# TASK BRIEF
Retype the data below without altering anything.

# RECORD SET

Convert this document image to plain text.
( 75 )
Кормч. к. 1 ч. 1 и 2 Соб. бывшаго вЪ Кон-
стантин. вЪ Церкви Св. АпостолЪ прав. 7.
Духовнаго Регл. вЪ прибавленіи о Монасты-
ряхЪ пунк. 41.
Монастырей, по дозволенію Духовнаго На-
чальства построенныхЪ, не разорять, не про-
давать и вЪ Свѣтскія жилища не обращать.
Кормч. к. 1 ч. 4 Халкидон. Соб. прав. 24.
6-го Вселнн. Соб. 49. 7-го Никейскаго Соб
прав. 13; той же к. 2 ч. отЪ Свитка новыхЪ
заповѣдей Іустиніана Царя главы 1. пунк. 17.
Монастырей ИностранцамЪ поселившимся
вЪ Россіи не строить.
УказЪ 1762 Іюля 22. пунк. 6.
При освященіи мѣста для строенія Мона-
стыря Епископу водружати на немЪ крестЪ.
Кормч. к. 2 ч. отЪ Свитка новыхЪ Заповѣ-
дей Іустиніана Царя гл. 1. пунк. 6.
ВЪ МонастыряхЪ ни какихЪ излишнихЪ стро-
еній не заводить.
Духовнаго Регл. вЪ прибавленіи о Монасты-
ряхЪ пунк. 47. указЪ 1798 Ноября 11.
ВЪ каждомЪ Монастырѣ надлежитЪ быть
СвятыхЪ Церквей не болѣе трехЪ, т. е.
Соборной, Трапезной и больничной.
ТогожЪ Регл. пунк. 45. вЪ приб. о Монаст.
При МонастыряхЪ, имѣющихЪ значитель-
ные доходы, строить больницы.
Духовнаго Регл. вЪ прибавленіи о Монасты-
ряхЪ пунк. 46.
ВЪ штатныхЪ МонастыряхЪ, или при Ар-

# EXPECTED OUTPUT
Convert this document image to plain text.
( 75 )
Кормч. к. 1 ч. 1 и 2 Соб. бывшаго вЪ Кон-
стантин. вЪ Церкви Св. АпостолЪ прав. 7.
Духовнаго Регл. вЪ прибавленіи о Монасты-
ряхЪ пунк. 41.
Монастырей, по дозволенію Духовнаго На-
чальства построенныхЪ, не разорять, не про-
давать и вЪ Свѣтскія жилища не обращать.
Кормч. к. 1 ч. 4 Халкидон. Соб. прав. 24.
6-го Вселнн. Соб. 49. 7-го Никейскаго Соб
прав. 13; той же к. 2 ч. отЪ Свитка новыхЪ
заповѣдей Іустиніана Царя главы 1. пунк. 17.
Монастырей ИностранцамЪ поселившимся
вЪ Россіи не строить.
УказЪ 1762 Іюля 22. пунк. 6.
При освященіи мѣста для строенія Мона-
стыря Епископу водружати на немЪ крестЪ.
Кормч. к. 2 ч. отЪ Свитка новыхЪ Заповѣ-
дей Іустиніана Царя гл. 1. пунк. 6.
ВЪ МонастыряхЪ ни какихЪ излишнихЪ стро-
еній не заводить.
Духовнаго Регл. вЪ прибавленіи о Монасты-
ряхЪ пунк. 47. указЪ 1798 Ноября 11.
ВЪ каждомЪ Монастырѣ надлежитЪ быть
СвятыхЪ Церквей не болѣе трехЪ, т. е.
Соборной, Трапезной и больничной.
ТогожЪ Регл. пунк. 45. вЪ приб. о Монаст.
При МонастыряхЪ, имѣющихЪ значитель-
ные доходы, строить больницы.
Духовнаго Регл. вЪ прибавленіи о Монасты-
ряхЪ пунк. 46.
ВЪ штатныхЪ МонастыряхЪ, или при Ар-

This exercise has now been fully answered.